[Start Information provided]

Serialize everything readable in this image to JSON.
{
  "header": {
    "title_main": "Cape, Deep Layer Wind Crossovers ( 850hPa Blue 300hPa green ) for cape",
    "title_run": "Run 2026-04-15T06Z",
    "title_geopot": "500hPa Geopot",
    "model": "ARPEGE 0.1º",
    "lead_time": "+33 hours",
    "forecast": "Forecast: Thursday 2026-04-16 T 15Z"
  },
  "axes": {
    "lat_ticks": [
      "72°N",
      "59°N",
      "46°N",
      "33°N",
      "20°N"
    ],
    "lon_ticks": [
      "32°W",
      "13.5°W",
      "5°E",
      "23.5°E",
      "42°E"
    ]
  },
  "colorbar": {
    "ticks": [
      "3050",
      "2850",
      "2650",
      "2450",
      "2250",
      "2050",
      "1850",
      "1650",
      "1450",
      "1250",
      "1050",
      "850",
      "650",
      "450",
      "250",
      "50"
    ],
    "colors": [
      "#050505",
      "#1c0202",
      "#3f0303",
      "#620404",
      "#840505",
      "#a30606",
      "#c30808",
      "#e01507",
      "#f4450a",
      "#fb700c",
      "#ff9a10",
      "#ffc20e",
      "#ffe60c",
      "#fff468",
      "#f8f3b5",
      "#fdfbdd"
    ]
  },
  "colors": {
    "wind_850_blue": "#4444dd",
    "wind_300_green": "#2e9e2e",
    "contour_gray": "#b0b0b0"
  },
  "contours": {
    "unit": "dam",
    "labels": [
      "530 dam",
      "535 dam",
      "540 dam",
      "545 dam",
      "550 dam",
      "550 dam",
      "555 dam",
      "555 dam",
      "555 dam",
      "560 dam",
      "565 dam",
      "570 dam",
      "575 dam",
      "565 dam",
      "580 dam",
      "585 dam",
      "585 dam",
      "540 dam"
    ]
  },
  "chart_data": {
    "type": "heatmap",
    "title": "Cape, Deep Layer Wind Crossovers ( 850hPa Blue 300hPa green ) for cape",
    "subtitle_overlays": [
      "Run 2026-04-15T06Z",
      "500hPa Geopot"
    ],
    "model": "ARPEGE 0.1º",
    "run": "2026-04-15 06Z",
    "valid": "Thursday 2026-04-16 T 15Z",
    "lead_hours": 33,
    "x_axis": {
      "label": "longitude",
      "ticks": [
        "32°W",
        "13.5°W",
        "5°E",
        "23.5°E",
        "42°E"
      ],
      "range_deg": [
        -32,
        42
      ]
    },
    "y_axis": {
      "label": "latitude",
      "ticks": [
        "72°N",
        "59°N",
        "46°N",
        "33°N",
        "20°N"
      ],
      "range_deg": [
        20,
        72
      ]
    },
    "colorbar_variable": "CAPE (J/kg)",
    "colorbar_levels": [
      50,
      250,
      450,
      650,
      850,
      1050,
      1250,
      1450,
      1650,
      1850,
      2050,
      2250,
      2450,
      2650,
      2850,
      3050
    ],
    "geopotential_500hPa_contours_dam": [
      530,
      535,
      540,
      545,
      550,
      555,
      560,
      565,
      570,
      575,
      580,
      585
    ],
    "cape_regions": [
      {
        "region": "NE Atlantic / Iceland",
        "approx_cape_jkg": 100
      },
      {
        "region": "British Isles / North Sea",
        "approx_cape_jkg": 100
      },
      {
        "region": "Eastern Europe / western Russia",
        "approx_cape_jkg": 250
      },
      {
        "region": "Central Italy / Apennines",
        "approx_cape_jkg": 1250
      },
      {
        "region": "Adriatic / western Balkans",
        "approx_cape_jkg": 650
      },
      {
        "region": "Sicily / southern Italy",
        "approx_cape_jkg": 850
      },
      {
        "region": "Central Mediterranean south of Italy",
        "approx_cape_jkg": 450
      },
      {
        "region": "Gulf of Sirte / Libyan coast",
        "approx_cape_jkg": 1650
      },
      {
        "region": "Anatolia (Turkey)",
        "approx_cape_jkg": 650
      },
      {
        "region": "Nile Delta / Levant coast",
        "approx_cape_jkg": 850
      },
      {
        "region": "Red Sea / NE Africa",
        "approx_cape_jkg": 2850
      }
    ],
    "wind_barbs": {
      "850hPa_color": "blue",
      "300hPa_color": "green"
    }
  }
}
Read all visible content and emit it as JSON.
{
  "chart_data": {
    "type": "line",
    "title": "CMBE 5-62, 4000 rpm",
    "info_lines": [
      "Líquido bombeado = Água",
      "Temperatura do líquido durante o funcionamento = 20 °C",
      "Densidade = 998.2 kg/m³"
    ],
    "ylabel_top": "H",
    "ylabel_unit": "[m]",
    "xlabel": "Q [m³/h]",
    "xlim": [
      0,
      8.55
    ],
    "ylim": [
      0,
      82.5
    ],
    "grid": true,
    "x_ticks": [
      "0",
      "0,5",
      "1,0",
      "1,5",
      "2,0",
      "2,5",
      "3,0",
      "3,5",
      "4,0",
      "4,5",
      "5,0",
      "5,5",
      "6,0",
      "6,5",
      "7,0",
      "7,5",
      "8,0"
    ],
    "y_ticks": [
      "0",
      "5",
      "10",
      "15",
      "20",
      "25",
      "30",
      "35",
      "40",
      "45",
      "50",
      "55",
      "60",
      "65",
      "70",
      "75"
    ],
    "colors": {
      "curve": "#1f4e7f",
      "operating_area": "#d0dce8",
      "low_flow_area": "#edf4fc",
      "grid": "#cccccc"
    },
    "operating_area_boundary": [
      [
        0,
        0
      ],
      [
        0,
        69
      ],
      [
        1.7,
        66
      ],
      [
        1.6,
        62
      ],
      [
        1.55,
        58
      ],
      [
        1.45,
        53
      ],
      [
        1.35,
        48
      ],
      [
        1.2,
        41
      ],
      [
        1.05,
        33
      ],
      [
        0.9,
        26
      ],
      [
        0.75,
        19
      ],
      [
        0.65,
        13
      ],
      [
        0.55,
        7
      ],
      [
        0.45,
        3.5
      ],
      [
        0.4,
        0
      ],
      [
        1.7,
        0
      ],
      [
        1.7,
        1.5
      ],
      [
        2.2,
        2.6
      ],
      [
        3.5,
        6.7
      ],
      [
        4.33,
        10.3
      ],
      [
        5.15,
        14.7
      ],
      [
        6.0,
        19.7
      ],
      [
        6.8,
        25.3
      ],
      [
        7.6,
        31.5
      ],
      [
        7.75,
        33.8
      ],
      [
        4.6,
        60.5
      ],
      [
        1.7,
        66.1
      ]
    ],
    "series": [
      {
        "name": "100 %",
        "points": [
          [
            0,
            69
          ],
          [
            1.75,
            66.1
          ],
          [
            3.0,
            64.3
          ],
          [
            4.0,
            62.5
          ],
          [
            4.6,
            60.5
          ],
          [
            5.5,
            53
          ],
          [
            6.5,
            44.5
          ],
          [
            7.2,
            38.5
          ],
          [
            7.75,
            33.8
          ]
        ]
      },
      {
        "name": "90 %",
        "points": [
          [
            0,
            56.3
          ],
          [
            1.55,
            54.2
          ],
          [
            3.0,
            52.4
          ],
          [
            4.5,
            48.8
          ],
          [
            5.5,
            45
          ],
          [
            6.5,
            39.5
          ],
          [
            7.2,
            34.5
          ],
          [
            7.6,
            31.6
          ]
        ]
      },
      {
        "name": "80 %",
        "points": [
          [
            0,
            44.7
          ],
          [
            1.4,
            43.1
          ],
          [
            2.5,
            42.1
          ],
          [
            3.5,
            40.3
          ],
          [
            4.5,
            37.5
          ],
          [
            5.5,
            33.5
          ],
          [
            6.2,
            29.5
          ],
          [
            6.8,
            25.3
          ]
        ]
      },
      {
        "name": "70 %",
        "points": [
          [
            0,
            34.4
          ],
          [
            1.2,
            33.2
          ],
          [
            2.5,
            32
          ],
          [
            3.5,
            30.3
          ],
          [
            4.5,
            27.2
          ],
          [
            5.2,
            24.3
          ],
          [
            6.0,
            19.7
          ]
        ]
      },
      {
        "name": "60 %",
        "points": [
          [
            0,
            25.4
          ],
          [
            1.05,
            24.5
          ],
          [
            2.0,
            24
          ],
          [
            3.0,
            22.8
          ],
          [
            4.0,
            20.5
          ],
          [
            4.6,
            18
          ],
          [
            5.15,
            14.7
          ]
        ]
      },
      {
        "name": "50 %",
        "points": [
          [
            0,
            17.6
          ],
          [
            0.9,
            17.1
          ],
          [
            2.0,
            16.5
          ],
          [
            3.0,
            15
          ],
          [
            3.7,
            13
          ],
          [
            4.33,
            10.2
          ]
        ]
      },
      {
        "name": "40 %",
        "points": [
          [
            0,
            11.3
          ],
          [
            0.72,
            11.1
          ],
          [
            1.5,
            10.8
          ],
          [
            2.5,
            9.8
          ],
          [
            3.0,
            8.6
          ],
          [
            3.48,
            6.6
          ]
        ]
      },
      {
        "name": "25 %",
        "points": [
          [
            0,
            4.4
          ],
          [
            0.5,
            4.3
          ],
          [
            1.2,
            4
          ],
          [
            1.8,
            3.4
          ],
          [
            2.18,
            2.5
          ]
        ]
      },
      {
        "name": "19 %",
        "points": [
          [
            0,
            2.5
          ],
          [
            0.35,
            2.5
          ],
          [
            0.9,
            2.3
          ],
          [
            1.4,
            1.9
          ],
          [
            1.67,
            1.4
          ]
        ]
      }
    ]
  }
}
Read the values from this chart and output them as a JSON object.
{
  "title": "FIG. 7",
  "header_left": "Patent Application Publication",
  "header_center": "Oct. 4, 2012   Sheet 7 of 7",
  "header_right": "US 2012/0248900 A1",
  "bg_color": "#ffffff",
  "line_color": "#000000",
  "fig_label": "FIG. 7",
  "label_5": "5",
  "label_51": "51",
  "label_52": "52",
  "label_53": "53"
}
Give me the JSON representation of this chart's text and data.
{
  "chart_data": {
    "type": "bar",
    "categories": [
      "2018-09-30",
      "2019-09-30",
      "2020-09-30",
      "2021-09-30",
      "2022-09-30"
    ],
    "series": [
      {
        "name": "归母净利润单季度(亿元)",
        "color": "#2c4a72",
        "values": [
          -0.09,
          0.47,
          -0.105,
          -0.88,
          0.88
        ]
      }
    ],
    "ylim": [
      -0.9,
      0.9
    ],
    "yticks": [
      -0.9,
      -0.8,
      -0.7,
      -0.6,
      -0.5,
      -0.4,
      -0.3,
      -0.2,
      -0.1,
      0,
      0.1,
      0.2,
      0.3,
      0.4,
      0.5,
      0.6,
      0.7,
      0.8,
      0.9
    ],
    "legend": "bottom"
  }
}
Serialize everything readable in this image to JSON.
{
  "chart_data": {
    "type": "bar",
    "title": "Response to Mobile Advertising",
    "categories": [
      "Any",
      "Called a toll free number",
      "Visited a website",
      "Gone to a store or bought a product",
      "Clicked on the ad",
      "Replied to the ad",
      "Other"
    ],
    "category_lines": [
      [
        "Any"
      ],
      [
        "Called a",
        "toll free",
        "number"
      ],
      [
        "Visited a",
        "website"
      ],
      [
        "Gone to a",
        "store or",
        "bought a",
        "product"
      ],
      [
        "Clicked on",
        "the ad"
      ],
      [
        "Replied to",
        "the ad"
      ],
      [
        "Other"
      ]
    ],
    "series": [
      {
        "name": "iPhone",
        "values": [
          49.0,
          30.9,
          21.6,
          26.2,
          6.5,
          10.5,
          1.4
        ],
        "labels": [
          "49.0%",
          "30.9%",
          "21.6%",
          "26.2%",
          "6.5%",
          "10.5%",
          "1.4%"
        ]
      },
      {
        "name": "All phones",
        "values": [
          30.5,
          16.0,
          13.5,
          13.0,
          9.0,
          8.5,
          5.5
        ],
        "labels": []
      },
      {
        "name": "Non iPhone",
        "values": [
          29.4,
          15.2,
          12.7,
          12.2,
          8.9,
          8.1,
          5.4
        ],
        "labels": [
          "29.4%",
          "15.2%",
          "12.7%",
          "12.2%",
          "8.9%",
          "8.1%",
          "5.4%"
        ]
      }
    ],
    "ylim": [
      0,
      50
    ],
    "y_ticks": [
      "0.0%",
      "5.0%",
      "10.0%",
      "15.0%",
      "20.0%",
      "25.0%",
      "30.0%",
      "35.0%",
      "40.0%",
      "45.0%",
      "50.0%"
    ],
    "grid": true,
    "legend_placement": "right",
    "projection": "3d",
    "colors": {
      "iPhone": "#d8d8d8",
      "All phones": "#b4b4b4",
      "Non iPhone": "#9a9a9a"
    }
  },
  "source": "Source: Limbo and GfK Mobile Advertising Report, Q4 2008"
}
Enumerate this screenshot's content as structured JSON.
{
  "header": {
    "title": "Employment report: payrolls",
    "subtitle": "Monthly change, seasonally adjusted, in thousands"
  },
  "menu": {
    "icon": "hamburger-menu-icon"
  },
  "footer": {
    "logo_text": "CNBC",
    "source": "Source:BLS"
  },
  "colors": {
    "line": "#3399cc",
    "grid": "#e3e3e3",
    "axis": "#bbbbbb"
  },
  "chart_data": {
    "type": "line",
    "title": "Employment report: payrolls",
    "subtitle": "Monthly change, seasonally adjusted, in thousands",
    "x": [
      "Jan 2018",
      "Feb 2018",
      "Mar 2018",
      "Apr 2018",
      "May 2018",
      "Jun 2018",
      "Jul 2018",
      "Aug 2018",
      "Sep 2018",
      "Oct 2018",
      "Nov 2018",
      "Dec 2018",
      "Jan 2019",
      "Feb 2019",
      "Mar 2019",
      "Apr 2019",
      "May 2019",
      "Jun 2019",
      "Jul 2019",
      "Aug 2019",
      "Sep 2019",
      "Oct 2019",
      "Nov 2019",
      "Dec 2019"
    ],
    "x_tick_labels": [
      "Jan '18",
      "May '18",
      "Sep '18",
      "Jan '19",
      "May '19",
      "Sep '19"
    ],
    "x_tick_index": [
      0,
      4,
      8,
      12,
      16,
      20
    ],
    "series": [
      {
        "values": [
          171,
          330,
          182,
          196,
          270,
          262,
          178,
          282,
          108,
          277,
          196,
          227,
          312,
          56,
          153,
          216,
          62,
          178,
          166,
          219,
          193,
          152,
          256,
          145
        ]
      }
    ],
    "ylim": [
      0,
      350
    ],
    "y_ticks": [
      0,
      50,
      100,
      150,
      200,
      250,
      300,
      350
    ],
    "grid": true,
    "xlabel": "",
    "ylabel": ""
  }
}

[End Information provided]

Gather each line in the entries above where the string "JSON" is found.

Serialize everything readable in this image to JSON.
Read all visible content and emit it as JSON.
Read the values from this chart and output them as a JSON object.
Give me the JSON representation of this chart's text and data.
Serialize everything readable in this image to JSON.
Enumerate this screenshot's content as structured JSON.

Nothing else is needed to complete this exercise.